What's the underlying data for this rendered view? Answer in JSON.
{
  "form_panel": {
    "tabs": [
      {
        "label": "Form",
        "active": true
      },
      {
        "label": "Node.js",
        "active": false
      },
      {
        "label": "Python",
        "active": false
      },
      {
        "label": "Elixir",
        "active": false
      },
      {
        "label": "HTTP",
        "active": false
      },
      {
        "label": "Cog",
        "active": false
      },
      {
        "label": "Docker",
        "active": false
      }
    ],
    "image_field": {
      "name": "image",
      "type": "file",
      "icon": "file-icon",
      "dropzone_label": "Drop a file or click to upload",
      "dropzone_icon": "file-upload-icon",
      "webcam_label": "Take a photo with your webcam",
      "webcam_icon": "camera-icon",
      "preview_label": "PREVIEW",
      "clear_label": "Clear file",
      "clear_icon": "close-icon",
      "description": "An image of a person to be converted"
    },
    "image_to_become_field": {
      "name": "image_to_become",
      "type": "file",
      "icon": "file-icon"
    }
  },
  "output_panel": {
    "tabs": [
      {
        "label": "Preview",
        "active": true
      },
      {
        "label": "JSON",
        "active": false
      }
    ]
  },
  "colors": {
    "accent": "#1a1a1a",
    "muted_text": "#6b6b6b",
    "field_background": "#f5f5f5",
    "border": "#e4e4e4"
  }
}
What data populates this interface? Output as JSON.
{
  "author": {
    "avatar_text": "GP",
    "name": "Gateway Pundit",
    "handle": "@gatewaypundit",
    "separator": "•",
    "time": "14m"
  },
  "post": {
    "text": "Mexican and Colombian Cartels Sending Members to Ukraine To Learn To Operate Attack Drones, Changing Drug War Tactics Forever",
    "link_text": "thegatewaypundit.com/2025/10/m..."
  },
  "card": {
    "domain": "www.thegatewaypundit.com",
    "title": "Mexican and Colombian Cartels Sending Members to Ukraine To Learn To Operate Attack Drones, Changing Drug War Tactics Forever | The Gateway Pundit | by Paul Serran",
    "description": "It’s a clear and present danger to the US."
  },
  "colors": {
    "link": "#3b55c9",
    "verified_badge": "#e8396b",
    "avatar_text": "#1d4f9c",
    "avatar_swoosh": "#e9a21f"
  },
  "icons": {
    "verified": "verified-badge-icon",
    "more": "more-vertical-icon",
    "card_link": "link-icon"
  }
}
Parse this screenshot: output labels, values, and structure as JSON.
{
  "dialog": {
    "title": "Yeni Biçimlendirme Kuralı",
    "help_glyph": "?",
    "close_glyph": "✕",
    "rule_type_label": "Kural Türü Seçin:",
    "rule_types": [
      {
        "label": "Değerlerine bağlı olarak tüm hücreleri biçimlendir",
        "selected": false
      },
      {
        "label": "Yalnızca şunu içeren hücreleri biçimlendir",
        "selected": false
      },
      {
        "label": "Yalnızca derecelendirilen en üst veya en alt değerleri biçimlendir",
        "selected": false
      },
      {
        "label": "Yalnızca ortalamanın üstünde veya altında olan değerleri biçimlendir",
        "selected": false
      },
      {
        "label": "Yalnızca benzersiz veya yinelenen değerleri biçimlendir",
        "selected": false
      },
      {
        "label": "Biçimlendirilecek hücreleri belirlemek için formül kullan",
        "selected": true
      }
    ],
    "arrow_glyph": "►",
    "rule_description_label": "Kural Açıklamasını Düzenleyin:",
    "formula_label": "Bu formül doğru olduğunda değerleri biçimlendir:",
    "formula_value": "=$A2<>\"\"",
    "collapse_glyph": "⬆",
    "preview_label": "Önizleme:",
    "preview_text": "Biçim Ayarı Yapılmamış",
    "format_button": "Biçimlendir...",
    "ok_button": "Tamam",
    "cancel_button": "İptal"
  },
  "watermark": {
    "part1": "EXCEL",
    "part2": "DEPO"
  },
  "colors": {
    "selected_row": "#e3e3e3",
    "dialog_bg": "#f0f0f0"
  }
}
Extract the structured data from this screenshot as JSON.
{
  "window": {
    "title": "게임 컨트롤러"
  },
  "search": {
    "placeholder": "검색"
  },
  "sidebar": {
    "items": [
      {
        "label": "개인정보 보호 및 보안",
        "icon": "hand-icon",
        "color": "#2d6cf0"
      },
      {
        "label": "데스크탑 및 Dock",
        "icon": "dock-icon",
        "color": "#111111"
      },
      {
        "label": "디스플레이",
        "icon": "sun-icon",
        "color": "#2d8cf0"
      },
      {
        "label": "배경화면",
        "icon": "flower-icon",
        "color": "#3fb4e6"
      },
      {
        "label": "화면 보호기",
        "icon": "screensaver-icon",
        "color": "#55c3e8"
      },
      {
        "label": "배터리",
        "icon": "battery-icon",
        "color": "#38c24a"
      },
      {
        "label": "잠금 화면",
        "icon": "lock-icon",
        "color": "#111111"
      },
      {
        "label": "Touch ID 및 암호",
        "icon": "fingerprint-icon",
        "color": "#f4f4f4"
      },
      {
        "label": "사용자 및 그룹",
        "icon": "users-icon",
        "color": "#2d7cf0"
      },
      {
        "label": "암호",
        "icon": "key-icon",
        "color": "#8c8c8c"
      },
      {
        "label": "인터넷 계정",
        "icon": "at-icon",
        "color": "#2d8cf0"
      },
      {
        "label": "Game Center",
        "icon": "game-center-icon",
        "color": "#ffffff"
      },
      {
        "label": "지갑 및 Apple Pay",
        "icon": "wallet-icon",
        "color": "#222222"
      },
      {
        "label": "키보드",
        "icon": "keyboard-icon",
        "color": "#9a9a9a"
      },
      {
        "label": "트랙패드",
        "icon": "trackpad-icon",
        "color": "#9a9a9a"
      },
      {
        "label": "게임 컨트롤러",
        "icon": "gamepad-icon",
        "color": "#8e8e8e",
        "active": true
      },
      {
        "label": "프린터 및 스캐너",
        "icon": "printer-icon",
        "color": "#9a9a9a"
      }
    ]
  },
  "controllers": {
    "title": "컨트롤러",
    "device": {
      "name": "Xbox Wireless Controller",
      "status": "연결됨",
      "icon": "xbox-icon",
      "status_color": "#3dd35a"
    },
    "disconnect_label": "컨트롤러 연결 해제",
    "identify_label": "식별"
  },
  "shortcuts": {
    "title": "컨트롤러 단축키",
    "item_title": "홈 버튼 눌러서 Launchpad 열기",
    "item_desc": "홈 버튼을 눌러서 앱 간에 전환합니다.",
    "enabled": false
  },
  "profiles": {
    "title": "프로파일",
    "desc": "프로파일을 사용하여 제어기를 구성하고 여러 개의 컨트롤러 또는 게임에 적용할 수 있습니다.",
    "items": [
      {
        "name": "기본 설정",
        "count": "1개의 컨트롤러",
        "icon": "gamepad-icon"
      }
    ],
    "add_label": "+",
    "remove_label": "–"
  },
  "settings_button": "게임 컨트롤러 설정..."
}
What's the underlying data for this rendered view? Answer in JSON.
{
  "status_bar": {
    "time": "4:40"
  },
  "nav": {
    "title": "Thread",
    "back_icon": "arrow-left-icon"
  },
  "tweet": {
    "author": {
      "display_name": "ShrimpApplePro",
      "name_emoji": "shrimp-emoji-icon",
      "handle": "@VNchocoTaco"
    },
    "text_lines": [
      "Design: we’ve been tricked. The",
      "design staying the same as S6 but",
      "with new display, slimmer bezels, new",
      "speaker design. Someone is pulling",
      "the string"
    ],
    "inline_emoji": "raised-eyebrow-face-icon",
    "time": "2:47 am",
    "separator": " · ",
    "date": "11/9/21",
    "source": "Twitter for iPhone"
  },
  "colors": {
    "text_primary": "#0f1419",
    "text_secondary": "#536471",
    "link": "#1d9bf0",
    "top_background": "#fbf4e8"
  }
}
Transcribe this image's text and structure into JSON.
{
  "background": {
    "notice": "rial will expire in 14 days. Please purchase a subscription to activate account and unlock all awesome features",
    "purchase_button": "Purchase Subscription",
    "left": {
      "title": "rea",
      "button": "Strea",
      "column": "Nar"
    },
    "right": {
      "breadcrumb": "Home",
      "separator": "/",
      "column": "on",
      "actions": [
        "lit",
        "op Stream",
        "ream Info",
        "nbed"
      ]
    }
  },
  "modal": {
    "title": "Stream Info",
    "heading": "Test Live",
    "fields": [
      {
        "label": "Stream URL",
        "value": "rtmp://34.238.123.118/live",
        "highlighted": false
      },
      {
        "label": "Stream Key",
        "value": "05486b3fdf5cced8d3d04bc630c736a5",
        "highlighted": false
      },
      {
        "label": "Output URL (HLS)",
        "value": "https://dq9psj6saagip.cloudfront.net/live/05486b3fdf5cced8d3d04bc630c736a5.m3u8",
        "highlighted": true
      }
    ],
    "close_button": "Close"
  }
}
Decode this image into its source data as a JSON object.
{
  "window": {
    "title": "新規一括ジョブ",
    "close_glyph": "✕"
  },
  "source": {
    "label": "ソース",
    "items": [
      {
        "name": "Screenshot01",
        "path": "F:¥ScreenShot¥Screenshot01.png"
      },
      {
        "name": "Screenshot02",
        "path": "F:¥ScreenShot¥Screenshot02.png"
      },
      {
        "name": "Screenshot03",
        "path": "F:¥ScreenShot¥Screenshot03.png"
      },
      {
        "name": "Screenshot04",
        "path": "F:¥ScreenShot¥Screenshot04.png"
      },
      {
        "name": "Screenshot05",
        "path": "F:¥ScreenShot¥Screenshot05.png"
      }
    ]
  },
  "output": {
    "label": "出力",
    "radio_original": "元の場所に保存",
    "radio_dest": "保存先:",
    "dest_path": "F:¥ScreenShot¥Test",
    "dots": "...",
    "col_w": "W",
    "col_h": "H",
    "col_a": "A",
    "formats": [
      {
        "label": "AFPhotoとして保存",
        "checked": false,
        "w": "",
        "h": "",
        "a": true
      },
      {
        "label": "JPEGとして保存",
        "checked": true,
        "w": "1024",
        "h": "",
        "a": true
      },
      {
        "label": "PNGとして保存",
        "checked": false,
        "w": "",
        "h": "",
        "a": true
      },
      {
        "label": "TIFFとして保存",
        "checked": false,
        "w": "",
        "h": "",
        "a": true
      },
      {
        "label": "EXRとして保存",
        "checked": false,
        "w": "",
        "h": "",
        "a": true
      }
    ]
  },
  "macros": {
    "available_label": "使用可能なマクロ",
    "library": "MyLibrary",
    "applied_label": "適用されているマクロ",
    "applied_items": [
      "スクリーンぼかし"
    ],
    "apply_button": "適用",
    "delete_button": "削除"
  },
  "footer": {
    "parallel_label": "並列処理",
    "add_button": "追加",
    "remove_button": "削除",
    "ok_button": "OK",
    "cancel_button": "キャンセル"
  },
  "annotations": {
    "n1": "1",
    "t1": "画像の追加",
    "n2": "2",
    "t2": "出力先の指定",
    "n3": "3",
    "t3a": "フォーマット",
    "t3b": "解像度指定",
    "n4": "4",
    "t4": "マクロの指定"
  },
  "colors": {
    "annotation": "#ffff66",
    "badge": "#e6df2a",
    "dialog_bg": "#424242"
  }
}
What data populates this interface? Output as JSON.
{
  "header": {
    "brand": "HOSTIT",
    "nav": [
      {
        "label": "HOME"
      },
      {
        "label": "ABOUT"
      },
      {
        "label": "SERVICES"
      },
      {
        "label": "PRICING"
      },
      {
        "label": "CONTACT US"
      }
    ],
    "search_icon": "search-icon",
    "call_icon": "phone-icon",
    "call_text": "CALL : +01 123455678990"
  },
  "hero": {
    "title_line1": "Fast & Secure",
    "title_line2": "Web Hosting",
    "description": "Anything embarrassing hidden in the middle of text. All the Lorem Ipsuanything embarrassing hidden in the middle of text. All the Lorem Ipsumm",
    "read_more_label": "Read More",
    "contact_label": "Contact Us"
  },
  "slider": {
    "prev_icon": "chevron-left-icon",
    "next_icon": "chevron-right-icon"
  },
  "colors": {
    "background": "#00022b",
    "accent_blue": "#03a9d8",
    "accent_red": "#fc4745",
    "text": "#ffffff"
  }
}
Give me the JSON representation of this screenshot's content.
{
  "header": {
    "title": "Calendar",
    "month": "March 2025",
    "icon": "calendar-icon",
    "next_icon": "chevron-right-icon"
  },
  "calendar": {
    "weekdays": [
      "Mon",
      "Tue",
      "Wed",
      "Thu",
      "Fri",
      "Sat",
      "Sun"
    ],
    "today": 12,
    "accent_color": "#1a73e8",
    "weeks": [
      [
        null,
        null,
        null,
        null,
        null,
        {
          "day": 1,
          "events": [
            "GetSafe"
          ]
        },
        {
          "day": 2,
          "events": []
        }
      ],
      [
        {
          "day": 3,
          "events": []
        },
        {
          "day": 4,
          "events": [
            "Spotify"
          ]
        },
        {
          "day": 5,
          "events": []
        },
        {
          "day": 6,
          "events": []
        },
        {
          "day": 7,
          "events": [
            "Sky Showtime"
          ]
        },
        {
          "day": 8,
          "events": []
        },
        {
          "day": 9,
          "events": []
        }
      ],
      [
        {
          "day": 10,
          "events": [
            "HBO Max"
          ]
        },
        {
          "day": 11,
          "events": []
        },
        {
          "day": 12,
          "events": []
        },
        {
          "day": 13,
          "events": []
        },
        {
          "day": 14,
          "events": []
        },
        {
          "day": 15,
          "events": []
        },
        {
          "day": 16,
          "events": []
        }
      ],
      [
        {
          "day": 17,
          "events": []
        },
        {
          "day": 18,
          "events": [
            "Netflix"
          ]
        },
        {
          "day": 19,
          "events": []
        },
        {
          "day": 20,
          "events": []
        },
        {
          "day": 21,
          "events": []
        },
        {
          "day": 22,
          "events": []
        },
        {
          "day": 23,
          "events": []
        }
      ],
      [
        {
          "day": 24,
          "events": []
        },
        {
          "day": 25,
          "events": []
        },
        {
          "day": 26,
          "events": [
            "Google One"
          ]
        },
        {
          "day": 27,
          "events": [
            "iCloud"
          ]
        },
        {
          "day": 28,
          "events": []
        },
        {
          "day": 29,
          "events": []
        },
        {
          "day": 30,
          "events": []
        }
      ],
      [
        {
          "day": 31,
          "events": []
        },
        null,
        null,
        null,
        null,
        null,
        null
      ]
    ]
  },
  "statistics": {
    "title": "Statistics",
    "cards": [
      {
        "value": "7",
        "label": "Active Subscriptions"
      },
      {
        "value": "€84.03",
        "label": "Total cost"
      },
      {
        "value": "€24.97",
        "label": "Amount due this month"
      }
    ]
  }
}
--------
▶ Written problem
Examine the listing and say how many of its lines contain the string "Yalnızca". Give the number alone.

▶ Reply to the exercise
4